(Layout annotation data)
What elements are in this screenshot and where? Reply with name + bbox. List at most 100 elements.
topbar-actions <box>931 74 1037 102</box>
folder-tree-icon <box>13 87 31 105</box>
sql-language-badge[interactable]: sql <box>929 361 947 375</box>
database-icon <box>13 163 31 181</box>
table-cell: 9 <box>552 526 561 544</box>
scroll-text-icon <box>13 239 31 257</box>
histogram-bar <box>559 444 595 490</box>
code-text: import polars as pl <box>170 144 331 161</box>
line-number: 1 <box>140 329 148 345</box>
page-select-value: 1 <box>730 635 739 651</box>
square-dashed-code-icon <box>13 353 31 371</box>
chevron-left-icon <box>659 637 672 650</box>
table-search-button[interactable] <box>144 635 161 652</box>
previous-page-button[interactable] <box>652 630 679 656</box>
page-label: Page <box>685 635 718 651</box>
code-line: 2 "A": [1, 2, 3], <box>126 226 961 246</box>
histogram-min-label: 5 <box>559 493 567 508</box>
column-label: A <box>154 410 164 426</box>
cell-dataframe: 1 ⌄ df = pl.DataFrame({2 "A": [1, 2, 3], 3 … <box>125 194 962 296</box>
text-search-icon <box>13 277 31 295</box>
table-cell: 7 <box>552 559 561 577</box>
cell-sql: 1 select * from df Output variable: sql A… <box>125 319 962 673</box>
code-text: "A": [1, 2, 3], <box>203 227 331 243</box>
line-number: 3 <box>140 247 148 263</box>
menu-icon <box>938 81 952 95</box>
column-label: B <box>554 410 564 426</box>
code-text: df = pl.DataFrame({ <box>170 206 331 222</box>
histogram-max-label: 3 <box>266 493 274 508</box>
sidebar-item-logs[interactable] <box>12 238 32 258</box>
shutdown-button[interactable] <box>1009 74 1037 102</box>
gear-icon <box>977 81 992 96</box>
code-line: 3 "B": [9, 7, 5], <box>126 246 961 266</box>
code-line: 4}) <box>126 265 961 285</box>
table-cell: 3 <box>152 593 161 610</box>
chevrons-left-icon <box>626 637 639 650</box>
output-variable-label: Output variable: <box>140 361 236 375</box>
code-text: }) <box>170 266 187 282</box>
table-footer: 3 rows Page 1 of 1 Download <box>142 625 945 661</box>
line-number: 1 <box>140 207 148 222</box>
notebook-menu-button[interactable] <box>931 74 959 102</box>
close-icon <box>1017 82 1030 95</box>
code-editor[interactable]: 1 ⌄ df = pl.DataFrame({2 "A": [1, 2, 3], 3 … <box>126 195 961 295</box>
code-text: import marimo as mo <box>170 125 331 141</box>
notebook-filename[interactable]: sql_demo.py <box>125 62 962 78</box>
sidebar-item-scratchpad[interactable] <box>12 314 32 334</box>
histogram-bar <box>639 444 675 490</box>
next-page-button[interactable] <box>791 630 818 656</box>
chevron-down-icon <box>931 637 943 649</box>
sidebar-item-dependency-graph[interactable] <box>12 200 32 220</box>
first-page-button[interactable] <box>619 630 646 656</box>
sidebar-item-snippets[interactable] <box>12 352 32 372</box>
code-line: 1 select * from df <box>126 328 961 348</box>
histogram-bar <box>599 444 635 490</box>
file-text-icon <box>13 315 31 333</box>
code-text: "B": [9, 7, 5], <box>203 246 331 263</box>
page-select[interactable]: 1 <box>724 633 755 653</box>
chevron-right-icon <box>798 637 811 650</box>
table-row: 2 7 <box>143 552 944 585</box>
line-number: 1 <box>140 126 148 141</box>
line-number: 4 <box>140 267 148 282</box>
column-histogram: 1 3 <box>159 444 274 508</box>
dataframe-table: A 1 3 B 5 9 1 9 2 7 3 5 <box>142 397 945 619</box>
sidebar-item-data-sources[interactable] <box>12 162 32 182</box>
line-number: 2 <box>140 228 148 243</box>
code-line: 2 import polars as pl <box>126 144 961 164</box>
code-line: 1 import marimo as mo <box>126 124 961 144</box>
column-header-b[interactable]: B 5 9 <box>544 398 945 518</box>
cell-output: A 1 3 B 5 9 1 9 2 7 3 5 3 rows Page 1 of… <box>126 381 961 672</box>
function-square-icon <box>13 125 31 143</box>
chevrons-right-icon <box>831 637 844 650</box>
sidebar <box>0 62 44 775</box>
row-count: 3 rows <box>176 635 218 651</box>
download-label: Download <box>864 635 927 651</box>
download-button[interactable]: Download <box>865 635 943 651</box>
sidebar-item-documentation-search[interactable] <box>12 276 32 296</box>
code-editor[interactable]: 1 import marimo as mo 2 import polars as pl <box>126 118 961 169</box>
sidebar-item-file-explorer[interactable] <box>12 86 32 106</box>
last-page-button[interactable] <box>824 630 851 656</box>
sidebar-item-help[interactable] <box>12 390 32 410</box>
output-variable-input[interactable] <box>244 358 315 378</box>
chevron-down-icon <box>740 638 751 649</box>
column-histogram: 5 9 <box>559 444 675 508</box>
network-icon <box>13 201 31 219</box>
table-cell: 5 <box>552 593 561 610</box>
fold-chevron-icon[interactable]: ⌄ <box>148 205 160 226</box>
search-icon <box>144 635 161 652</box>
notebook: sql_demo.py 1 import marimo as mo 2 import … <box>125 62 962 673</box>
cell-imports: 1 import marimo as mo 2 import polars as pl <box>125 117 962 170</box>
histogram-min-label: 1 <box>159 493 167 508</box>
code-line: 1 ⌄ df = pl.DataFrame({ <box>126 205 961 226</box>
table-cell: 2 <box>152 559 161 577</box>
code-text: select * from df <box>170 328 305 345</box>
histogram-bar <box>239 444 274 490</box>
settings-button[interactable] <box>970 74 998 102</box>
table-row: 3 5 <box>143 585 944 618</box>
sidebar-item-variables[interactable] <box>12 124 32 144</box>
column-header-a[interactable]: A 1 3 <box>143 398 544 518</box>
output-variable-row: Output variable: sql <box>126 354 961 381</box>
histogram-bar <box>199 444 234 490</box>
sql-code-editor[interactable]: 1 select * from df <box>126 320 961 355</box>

# Work to complete
Print every line of the material above again, unchanged and in the same order.

# Finished task
What elements are in this screenshot and where? Reply with name + bbox. List at most 100 elements.
topbar-actions <box>931 74 1037 102</box>
folder-tree-icon <box>13 87 31 105</box>
sql-language-badge[interactable]: sql <box>929 361 947 375</box>
database-icon <box>13 163 31 181</box>
table-cell: 9 <box>552 526 561 544</box>
scroll-text-icon <box>13 239 31 257</box>
histogram-bar <box>559 444 595 490</box>
code-text: import polars as pl <box>170 144 331 161</box>
line-number: 1 <box>140 329 148 345</box>
page-select-value: 1 <box>730 635 739 651</box>
square-dashed-code-icon <box>13 353 31 371</box>
chevron-left-icon <box>659 637 672 650</box>
table-search-button[interactable] <box>144 635 161 652</box>
previous-page-button[interactable] <box>652 630 679 656</box>
page-label: Page <box>685 635 718 651</box>
code-line: 2 "A": [1, 2, 3], <box>126 226 961 246</box>
histogram-min-label: 5 <box>559 493 567 508</box>
column-label: A <box>154 410 164 426</box>
cell-dataframe: 1 ⌄ df = pl.DataFrame({2 "A": [1, 2, 3], 3 … <box>125 194 962 296</box>
text-search-icon <box>13 277 31 295</box>
table-cell: 7 <box>552 559 561 577</box>
cell-sql: 1 select * from df Output variable: sql A… <box>125 319 962 673</box>
code-text: "A": [1, 2, 3], <box>203 227 331 243</box>
line-number: 3 <box>140 247 148 263</box>
menu-icon <box>938 81 952 95</box>
column-label: B <box>554 410 564 426</box>
code-text: df = pl.DataFrame({ <box>170 206 331 222</box>
histogram-max-label: 3 <box>266 493 274 508</box>
sidebar-item-logs[interactable] <box>12 238 32 258</box>
shutdown-button[interactable] <box>1009 74 1037 102</box>
gear-icon <box>977 81 992 96</box>
code-line: 3 "B": [9, 7, 5], <box>126 246 961 266</box>
code-line: 4}) <box>126 265 961 285</box>
table-cell: 3 <box>152 593 161 610</box>
chevrons-left-icon <box>626 637 639 650</box>
output-variable-label: Output variable: <box>140 361 236 375</box>
code-text: }) <box>170 266 187 282</box>
table-footer: 3 rows Page 1 of 1 Download <box>142 625 945 661</box>
line-number: 1 <box>140 207 148 222</box>
notebook-menu-button[interactable] <box>931 74 959 102</box>
close-icon <box>1017 82 1030 95</box>
code-editor[interactable]: 1 ⌄ df = pl.DataFrame({2 "A": [1, 2, 3], 3 … <box>126 195 961 295</box>
code-text: import marimo as mo <box>170 125 331 141</box>
notebook-filename[interactable]: sql_demo.py <box>125 62 962 78</box>
sidebar-item-scratchpad[interactable] <box>12 314 32 334</box>
histogram-bar <box>639 444 675 490</box>
next-page-button[interactable] <box>791 630 818 656</box>
chevron-down-icon <box>931 637 943 649</box>
sidebar-item-dependency-graph[interactable] <box>12 200 32 220</box>
first-page-button[interactable] <box>619 630 646 656</box>
sidebar-item-snippets[interactable] <box>12 352 32 372</box>
code-line: 1 select * from df <box>126 328 961 348</box>
histogram-bar <box>599 444 635 490</box>
file-text-icon <box>13 315 31 333</box>
code-text: "B": [9, 7, 5], <box>203 246 331 263</box>
page-select[interactable]: 1 <box>724 633 755 653</box>
chevron-right-icon <box>798 637 811 650</box>
table-row: 2 7 <box>143 552 944 585</box>
line-number: 1 <box>140 126 148 141</box>
line-number: 4 <box>140 267 148 282</box>
column-histogram: 1 3 <box>159 444 274 508</box>
dataframe-table: A 1 3 B 5 9 1 9 2 7 3 5 <box>142 397 945 619</box>
sidebar-item-data-sources[interactable] <box>12 162 32 182</box>
line-number: 2 <box>140 228 148 243</box>
code-line: 2 import polars as pl <box>126 144 961 164</box>
code-line: 1 import marimo as mo <box>126 124 961 144</box>
column-header-b[interactable]: B 5 9 <box>544 398 945 518</box>
cell-output: A 1 3 B 5 9 1 9 2 7 3 5 3 rows Page 1 of… <box>126 381 961 672</box>
function-square-icon <box>13 125 31 143</box>
chevrons-right-icon <box>831 637 844 650</box>
sidebar <box>0 62 44 775</box>
row-count: 3 rows <box>176 635 218 651</box>
download-label: Download <box>864 635 927 651</box>
download-button[interactable]: Download <box>865 635 943 651</box>
sidebar-item-documentation-search[interactable] <box>12 276 32 296</box>
code-editor[interactable]: 1 import marimo as mo 2 import polars as pl <box>126 118 961 169</box>
sidebar-item-file-explorer[interactable] <box>12 86 32 106</box>
last-page-button[interactable] <box>824 630 851 656</box>
sidebar-item-help[interactable] <box>12 390 32 410</box>
output-variable-input[interactable] <box>244 358 315 378</box>
chevron-down-icon <box>740 638 751 649</box>
column-histogram: 5 9 <box>559 444 675 508</box>
network-icon <box>13 201 31 219</box>
table-cell: 5 <box>552 593 561 610</box>
fold-chevron-icon[interactable]: ⌄ <box>148 205 160 226</box>
search-icon <box>144 635 161 652</box>
notebook: sql_demo.py 1 import marimo as mo 2 import … <box>125 62 962 673</box>
cell-imports: 1 import marimo as mo 2 import polars as pl <box>125 117 962 170</box>
histogram-min-label: 1 <box>159 493 167 508</box>
code-line: 1 ⌄ df = pl.DataFrame({ <box>126 205 961 226</box>
table-cell: 2 <box>152 559 161 577</box>
code-text: select * from df <box>170 328 305 345</box>
histogram-bar <box>239 444 274 490</box>
settings-button[interactable] <box>970 74 998 102</box>
table-row: 3 5 <box>143 585 944 618</box>
sidebar-item-variables[interactable] <box>12 124 32 144</box>
column-header-a[interactable]: A 1 3 <box>143 398 544 518</box>
output-variable-row: Output variable: sql <box>126 354 961 381</box>
histogram-bar <box>199 444 234 490</box>
sql-code-editor[interactable]: 1 select * from df <box>126 320 961 355</box>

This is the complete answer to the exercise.